◆ **Task to complete**:
Filter these entries so that only lines with the word "famous" remain.

--------------------------------------------------

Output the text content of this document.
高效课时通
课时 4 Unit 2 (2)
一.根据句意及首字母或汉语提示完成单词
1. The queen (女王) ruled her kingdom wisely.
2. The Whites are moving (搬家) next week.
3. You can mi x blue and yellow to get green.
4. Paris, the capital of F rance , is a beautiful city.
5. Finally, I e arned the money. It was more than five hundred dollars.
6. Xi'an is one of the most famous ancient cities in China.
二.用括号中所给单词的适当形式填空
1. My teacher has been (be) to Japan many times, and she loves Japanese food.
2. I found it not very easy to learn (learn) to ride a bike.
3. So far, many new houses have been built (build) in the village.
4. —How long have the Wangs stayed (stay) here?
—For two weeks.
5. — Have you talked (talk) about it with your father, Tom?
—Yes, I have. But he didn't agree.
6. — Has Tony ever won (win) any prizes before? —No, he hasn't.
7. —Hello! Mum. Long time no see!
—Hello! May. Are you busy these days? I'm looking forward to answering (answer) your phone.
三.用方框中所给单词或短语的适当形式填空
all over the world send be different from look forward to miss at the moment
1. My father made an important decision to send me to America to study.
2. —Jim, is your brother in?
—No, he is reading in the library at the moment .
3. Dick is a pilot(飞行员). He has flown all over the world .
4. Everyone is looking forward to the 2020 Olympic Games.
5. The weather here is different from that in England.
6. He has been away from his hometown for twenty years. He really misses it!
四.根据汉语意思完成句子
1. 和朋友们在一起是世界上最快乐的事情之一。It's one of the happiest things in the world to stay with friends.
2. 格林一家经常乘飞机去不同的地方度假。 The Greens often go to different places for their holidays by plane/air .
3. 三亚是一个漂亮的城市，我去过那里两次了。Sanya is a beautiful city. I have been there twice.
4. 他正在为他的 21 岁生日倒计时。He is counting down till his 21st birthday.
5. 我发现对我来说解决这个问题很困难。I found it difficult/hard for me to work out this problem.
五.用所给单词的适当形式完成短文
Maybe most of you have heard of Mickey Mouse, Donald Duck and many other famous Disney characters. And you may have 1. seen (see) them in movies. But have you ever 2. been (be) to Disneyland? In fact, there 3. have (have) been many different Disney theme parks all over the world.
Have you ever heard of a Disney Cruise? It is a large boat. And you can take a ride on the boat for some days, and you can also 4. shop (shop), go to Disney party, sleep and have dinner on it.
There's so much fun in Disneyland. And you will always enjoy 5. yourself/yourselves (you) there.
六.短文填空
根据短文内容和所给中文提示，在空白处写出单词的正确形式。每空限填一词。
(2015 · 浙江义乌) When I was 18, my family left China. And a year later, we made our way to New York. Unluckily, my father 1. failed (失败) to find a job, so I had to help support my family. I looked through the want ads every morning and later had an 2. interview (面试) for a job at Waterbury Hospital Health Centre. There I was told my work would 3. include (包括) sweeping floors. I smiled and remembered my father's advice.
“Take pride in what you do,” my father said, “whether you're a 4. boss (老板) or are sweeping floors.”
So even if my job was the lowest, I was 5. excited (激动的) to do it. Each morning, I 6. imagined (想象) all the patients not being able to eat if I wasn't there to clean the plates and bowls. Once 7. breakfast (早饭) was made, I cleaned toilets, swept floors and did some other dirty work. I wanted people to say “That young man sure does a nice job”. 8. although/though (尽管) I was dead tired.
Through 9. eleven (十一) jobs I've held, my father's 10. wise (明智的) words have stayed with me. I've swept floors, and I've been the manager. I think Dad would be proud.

--------------------------------------------------

◆ **Response to this task**:
6. Xi'an is one of the most famous ancient cities in China.
Maybe most of you have heard of Mickey Mouse, Donald Duck and many other famous Disney characters. And you may have 1. seen (see) them in movies. But have you ever 2. been (be) to Disneyland? In fact, there 3. have (have) been many different Disney theme parks all over the world.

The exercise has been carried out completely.